#### [Task instructions]
Read through the data and report every line in which the word "Philadelphia" occurs.

#### [Record list]
┌──

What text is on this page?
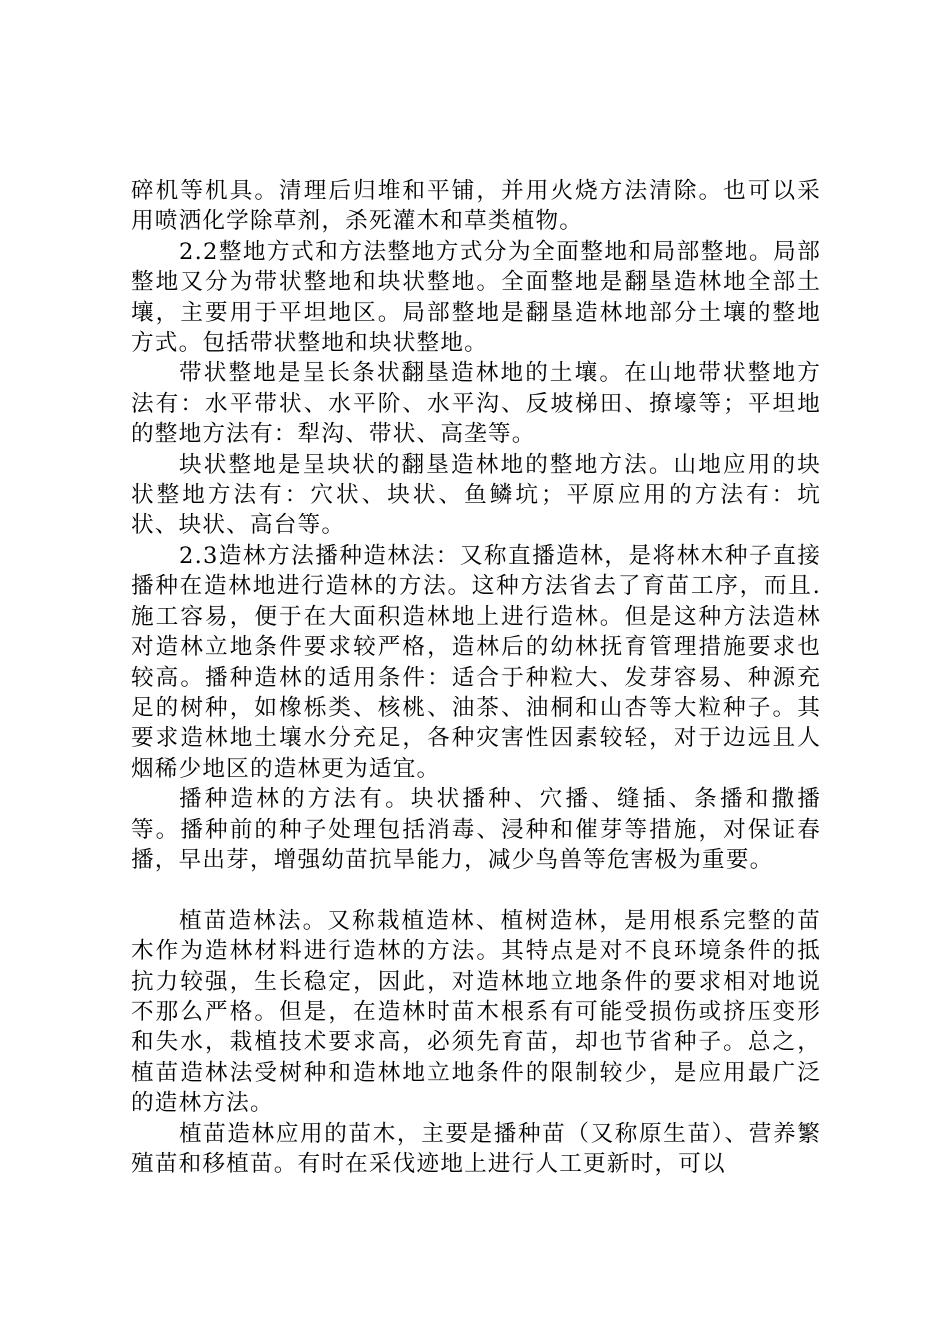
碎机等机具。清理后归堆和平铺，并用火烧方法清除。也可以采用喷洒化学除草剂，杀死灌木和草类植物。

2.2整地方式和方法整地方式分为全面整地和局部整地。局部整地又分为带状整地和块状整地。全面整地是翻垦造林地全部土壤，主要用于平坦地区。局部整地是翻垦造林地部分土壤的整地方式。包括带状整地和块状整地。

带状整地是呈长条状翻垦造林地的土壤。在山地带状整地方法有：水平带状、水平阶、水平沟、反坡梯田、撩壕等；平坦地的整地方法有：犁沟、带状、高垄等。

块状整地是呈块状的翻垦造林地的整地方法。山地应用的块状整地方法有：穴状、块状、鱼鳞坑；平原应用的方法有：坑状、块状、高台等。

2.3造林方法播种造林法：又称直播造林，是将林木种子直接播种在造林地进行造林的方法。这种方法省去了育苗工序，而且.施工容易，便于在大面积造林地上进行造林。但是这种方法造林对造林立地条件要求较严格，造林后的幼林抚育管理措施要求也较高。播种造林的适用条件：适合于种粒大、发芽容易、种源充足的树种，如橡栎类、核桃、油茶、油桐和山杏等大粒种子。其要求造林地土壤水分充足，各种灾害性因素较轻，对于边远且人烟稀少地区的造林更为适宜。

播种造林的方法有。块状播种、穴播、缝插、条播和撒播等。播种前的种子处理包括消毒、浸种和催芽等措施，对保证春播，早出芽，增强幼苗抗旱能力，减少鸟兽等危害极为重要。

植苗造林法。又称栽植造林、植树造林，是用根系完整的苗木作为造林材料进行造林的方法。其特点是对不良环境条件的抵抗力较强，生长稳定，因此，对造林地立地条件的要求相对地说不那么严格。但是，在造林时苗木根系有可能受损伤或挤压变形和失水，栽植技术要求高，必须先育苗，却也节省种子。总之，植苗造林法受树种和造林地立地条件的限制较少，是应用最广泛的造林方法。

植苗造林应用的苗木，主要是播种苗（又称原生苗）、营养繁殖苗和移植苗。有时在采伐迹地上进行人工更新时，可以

└──
┌──

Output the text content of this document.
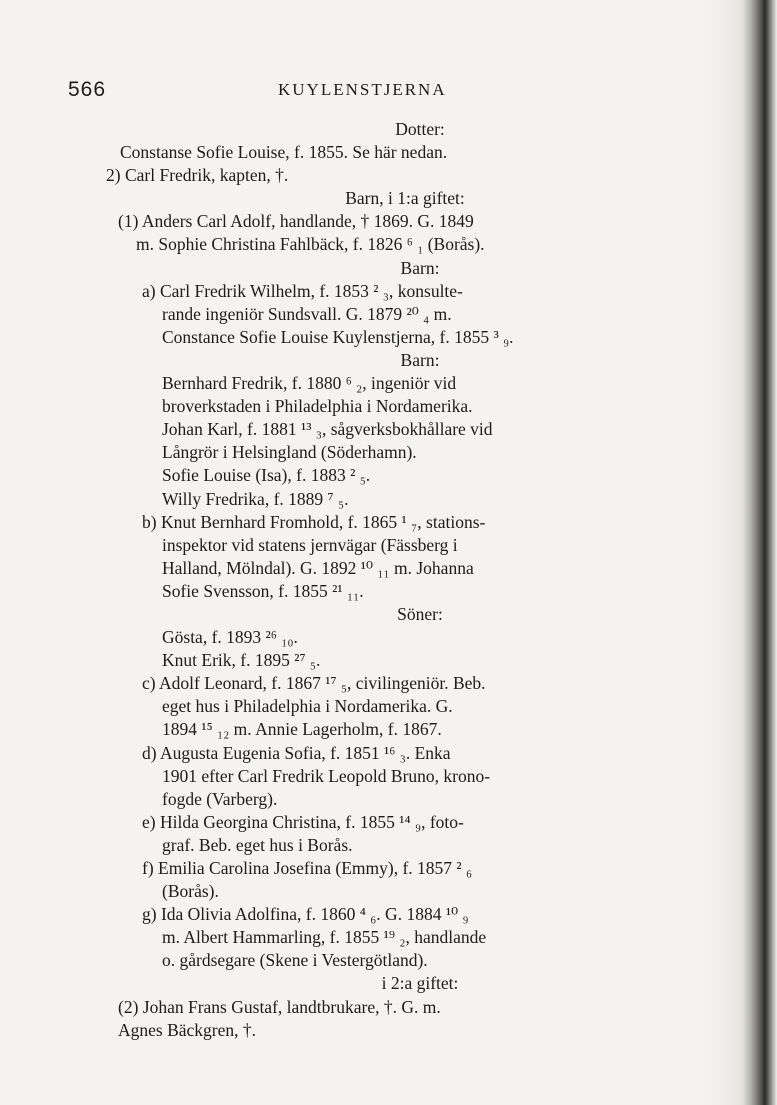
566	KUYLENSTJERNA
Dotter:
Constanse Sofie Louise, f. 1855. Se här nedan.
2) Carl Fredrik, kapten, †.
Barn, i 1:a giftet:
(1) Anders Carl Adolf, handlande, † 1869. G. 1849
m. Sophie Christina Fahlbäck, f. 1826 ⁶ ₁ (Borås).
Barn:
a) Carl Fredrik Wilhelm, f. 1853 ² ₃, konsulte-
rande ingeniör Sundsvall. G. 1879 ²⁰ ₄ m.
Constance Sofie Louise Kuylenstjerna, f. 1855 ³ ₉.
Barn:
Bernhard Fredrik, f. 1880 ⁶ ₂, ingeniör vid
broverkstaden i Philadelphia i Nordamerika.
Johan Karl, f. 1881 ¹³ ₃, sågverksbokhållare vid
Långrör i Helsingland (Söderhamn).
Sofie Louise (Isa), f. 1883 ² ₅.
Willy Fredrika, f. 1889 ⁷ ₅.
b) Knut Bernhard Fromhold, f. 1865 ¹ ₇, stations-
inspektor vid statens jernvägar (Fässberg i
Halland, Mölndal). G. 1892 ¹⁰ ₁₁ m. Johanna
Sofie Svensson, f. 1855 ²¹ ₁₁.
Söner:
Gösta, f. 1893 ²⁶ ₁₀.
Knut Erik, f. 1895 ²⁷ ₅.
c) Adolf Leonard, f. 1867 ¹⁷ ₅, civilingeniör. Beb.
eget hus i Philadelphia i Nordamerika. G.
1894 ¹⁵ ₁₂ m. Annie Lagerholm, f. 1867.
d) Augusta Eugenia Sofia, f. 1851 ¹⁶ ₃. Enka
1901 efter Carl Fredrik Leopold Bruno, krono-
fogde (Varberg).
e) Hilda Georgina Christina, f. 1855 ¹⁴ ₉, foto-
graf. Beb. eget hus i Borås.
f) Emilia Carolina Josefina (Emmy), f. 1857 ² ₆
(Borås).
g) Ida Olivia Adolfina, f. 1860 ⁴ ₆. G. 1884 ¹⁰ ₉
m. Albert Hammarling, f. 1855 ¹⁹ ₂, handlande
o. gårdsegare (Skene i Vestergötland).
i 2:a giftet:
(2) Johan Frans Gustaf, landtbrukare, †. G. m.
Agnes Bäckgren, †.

└──

#### [Solution for this exercise]
broverkstaden i Philadelphia i Nordamerika.
eget hus i Philadelphia i Nordamerika. G.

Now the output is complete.